The request: List all the lines in these records that hold "Raiden".

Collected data

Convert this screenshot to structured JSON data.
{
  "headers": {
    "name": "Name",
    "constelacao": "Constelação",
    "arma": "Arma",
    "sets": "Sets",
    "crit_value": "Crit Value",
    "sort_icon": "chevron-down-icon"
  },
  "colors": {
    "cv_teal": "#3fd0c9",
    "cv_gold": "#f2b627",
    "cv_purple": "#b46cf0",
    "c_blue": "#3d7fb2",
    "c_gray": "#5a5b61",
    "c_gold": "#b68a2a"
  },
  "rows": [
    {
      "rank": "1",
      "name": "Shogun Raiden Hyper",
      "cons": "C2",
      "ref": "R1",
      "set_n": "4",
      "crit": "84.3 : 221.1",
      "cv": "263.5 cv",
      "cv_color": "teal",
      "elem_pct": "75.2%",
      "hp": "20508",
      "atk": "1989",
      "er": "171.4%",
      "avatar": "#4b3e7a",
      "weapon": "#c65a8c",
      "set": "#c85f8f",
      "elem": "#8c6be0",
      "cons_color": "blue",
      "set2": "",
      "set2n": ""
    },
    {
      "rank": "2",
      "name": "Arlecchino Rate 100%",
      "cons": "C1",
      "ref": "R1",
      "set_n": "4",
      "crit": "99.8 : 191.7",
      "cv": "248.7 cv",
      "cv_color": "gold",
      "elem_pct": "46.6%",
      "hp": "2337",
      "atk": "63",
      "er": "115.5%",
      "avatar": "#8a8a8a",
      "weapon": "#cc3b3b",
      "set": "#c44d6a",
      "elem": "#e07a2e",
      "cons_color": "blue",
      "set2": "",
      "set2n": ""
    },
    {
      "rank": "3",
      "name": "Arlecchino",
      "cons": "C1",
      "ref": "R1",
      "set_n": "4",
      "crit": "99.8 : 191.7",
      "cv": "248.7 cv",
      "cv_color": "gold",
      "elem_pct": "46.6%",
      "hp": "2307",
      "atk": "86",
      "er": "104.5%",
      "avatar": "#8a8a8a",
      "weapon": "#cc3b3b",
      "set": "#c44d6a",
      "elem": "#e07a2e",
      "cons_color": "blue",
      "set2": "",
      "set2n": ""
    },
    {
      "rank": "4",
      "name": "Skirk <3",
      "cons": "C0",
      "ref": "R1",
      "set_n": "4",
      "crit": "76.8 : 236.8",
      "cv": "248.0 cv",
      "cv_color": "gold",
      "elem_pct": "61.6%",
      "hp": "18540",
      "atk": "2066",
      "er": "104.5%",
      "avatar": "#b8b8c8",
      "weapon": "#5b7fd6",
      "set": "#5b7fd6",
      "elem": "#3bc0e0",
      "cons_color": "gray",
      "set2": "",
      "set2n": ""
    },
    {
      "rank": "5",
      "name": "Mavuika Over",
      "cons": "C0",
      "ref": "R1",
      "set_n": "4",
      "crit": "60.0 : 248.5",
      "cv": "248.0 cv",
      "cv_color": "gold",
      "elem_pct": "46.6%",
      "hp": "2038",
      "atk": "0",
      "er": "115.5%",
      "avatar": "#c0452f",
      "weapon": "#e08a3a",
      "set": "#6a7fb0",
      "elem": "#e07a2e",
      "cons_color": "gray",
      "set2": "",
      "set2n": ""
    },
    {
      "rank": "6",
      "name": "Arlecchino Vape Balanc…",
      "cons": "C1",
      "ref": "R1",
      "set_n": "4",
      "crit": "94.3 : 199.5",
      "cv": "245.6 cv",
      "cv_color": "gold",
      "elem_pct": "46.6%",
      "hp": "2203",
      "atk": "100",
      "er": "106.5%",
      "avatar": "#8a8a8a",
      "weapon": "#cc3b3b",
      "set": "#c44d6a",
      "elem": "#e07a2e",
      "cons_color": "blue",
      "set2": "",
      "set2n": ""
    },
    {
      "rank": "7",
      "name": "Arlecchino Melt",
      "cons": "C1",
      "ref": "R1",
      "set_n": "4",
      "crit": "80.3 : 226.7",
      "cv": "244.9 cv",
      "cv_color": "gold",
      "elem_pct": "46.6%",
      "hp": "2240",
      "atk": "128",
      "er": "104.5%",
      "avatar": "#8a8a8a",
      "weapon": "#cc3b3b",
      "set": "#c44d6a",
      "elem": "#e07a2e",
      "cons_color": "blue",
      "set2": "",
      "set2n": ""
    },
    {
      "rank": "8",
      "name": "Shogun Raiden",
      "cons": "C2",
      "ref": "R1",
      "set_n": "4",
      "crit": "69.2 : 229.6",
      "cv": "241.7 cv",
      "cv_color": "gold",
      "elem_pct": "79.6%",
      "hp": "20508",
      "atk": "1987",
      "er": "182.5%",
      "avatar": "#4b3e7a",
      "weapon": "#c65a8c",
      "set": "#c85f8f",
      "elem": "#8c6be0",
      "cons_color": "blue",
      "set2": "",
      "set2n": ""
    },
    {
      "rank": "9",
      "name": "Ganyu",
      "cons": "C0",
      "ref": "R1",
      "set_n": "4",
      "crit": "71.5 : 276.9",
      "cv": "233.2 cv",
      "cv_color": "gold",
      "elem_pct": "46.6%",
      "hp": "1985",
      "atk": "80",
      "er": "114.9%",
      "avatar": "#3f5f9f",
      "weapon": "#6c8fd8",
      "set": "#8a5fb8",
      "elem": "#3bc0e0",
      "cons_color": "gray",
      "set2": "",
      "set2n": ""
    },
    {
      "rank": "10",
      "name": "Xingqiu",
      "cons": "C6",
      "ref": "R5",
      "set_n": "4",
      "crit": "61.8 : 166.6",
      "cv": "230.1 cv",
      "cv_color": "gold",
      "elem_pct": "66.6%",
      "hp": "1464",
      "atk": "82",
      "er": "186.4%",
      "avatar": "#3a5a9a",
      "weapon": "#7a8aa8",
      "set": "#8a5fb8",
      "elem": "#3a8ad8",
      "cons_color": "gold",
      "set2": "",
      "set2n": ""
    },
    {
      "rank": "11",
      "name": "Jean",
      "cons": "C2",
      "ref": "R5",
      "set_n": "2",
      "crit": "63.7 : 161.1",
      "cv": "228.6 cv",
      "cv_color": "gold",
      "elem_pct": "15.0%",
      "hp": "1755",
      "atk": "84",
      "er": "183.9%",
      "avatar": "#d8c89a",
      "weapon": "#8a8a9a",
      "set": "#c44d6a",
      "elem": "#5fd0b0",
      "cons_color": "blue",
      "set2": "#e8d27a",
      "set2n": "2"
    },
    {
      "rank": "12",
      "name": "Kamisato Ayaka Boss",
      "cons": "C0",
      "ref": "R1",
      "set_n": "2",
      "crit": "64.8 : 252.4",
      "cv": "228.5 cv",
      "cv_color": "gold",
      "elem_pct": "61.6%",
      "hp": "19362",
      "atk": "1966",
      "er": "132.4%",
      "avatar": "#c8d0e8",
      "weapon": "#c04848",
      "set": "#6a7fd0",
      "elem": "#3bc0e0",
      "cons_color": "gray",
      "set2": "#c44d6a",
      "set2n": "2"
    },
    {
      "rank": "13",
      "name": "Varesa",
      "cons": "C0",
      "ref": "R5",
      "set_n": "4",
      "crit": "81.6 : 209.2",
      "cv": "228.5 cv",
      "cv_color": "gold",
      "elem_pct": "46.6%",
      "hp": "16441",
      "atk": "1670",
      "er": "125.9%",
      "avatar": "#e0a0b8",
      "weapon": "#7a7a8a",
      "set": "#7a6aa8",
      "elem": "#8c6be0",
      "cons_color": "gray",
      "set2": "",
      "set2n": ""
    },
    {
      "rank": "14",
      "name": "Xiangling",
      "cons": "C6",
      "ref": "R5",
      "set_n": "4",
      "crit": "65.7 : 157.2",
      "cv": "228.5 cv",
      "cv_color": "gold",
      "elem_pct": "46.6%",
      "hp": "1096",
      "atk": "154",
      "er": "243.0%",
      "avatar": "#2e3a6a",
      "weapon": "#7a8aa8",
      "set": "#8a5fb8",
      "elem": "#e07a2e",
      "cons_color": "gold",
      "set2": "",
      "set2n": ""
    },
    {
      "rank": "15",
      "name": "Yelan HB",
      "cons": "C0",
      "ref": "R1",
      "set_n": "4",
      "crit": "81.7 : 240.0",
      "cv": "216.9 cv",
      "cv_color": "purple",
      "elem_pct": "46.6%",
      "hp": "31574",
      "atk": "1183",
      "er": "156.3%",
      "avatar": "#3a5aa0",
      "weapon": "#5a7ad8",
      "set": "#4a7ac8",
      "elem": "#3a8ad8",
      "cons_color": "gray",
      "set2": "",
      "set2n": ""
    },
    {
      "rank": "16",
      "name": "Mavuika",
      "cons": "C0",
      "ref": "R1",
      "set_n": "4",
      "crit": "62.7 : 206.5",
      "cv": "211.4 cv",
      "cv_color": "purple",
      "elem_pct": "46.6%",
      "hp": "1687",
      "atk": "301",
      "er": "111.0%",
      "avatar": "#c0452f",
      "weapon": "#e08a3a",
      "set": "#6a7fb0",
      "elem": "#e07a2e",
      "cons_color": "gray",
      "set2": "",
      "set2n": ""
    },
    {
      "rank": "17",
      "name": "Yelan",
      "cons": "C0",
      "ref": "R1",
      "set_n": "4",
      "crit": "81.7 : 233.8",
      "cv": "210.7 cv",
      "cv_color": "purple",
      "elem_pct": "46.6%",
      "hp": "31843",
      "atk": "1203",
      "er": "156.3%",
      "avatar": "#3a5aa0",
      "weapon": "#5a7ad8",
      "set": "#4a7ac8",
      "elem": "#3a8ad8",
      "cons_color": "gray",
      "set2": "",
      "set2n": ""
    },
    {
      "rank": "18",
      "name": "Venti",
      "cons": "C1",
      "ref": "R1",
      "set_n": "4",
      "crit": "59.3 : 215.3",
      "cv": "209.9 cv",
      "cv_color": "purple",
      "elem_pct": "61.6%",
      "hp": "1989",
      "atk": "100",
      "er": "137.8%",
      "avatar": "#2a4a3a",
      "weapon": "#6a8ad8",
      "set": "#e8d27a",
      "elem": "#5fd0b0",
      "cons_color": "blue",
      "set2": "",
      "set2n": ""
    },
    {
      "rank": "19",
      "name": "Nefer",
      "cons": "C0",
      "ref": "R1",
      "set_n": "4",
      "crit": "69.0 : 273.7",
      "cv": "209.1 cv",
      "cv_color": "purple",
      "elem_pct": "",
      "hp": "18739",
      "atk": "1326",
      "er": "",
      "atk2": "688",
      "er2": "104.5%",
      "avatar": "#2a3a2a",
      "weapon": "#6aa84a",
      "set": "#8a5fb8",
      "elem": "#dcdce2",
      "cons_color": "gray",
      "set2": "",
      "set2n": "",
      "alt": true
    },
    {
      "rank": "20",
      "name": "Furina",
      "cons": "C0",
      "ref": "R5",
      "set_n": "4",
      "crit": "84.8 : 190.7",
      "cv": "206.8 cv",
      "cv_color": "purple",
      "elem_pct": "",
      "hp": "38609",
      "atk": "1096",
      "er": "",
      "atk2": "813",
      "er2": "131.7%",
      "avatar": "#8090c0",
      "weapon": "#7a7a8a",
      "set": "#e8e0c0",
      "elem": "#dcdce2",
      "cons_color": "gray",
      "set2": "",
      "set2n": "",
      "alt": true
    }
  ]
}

Answer in full:
      "name": "Shogun Raiden Hyper",
      "name": "Shogun Raiden",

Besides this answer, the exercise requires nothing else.